====== RECORDS TO PROCESS ======

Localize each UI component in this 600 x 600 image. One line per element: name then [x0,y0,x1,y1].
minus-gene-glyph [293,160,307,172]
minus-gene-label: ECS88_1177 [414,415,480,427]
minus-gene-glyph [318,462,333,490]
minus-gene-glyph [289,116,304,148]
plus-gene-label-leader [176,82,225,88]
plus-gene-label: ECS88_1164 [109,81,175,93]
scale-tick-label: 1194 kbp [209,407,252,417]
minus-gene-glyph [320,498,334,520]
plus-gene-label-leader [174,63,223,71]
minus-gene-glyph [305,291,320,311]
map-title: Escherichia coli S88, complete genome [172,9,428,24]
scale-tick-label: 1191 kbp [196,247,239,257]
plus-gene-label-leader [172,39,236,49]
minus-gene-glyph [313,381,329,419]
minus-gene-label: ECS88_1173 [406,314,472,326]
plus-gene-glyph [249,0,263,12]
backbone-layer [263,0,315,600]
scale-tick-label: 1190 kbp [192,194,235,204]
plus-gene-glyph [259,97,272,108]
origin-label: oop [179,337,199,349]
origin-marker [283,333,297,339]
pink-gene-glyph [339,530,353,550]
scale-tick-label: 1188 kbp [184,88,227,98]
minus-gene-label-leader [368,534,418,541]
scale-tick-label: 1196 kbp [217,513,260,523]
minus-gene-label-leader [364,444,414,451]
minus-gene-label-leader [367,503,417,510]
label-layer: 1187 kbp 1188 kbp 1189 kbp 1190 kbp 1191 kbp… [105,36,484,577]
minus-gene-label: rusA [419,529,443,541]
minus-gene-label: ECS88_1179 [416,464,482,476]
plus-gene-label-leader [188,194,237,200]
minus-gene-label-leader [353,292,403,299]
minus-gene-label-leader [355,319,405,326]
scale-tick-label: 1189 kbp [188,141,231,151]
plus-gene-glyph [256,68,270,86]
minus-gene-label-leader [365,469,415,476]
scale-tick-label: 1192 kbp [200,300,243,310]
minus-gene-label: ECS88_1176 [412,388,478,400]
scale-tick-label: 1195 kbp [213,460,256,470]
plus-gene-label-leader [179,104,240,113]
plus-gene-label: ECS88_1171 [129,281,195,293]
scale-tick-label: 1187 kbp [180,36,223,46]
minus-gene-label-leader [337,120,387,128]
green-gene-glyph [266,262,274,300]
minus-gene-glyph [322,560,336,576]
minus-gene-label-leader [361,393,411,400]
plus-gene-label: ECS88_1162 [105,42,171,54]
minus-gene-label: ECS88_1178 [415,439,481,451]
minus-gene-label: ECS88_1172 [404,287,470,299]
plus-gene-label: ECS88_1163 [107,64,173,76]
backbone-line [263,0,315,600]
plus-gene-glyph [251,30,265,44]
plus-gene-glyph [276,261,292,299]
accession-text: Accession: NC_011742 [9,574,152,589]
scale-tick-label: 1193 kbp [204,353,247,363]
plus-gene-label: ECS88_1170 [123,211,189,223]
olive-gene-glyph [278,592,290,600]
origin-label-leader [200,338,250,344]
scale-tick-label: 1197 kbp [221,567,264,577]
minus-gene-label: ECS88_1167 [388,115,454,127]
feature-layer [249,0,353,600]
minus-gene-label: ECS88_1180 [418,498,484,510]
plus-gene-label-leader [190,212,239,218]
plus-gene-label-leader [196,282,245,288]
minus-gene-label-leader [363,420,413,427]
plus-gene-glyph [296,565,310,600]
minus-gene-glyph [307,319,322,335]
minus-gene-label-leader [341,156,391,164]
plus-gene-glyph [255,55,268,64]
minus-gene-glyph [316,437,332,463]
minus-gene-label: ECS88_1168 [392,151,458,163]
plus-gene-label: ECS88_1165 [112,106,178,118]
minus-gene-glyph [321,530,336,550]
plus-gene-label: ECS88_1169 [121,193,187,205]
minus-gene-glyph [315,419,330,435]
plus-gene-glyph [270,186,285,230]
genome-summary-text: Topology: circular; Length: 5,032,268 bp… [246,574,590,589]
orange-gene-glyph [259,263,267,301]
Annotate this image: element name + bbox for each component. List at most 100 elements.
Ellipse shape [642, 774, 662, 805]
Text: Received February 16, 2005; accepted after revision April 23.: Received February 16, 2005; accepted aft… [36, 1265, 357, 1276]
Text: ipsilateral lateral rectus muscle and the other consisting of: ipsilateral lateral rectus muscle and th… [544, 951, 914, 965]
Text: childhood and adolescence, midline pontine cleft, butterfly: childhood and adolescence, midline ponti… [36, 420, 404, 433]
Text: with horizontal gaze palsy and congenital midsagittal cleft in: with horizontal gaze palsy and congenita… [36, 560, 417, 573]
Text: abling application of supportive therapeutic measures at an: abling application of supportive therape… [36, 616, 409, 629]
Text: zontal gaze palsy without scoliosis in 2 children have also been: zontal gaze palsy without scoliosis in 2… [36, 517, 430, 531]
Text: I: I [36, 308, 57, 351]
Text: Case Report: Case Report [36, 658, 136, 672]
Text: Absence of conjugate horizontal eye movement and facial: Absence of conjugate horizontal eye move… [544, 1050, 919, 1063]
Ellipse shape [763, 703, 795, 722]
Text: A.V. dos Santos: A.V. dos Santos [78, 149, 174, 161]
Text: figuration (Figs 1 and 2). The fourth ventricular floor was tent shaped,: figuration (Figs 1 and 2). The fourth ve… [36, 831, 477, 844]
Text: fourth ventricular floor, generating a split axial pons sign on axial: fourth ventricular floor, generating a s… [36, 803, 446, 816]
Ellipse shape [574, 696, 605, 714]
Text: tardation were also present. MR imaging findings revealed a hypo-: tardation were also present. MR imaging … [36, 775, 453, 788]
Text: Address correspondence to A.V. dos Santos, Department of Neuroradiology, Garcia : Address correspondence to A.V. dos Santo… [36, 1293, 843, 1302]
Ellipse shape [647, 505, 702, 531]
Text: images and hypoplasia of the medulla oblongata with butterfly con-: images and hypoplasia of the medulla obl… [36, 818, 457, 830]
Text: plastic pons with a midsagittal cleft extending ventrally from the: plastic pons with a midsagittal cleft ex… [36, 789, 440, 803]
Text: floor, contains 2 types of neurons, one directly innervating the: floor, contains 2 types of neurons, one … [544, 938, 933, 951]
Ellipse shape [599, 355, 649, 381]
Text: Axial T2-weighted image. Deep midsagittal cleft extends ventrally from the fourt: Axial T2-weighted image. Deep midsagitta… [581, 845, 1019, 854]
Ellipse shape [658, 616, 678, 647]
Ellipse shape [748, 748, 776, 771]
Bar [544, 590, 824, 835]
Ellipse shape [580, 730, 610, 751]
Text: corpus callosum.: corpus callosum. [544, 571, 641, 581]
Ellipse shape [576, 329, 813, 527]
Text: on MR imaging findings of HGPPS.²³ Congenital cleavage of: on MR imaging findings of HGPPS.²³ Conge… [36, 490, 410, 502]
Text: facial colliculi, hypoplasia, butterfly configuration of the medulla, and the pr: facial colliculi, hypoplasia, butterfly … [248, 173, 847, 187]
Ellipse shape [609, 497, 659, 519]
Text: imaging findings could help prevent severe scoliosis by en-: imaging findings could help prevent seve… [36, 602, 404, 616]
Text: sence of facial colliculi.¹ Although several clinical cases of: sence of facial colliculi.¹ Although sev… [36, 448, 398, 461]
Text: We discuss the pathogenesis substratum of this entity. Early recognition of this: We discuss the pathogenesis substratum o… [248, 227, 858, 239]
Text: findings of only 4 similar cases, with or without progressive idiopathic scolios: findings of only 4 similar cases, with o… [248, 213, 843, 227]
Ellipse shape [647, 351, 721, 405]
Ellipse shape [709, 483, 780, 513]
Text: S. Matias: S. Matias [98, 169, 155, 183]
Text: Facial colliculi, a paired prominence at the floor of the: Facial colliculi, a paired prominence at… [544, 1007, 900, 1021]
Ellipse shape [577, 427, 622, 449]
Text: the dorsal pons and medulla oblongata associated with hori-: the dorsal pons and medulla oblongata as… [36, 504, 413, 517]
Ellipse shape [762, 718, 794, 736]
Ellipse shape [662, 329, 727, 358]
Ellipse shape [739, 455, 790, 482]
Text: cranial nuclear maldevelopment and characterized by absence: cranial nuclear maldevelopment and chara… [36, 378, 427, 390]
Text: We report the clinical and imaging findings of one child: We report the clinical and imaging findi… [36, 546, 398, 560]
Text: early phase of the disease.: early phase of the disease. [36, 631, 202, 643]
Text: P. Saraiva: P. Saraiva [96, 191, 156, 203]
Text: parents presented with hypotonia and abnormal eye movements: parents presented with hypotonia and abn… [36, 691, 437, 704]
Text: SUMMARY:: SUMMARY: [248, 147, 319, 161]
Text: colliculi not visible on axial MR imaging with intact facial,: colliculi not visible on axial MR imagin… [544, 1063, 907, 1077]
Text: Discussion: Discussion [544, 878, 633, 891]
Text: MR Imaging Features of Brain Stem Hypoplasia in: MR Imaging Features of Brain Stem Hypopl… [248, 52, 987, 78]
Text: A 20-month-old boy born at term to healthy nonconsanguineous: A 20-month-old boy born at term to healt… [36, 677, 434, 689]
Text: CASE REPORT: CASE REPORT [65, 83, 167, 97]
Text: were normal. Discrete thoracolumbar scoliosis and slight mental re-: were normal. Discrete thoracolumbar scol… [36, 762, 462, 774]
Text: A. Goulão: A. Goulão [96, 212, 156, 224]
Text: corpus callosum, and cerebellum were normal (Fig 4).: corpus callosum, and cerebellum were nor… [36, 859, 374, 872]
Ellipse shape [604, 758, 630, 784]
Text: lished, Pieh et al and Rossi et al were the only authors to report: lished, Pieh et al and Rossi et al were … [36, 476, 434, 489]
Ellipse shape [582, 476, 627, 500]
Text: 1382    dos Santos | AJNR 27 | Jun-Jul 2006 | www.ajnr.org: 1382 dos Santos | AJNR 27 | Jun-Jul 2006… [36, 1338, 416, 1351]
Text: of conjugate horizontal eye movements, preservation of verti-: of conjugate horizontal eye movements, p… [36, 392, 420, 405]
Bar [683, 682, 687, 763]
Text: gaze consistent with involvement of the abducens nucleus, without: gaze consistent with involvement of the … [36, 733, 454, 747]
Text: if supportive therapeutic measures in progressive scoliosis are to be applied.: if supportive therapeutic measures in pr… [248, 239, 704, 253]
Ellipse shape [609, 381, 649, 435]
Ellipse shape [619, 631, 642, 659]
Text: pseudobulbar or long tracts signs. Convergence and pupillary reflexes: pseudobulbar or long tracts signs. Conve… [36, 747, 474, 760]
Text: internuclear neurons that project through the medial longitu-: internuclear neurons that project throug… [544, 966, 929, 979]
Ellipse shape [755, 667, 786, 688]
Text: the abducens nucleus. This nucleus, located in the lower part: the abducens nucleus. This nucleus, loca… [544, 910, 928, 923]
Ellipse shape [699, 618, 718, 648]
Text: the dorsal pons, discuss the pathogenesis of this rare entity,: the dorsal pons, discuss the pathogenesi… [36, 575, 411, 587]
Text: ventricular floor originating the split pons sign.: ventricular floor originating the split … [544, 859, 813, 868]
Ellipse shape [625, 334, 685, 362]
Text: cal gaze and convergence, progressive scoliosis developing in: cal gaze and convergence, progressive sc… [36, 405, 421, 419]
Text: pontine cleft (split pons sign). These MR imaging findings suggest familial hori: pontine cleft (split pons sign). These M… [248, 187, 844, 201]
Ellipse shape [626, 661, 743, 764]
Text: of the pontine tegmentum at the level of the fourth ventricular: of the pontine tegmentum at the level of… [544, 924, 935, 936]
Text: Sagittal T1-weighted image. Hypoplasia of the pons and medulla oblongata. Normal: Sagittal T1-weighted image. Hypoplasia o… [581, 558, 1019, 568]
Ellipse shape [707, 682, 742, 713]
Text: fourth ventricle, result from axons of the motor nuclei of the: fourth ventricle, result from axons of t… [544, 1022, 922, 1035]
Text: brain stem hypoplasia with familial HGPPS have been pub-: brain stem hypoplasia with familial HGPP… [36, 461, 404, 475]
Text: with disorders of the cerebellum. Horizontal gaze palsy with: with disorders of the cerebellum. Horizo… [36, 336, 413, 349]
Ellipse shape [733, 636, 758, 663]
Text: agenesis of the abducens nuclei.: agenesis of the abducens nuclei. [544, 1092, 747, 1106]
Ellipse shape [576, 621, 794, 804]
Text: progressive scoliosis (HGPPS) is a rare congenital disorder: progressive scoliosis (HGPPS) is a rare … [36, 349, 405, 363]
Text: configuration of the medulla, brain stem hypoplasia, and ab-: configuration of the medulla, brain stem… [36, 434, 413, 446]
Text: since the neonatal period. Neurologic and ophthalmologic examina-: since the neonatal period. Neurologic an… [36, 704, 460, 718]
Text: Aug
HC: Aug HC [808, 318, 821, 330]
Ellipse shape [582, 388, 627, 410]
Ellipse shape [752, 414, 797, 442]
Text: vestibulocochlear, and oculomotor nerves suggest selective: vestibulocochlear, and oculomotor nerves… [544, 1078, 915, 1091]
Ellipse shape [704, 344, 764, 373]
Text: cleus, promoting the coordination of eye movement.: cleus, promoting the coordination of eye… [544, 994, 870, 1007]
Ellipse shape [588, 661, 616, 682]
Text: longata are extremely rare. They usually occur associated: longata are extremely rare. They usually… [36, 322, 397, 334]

======

:: INSTRUCTIONS TO FOLLOW ::
Looking at the entries above, how many lines contain "corpus"? State the number and nothing more.

:: EXERCISE ANSWER ::
2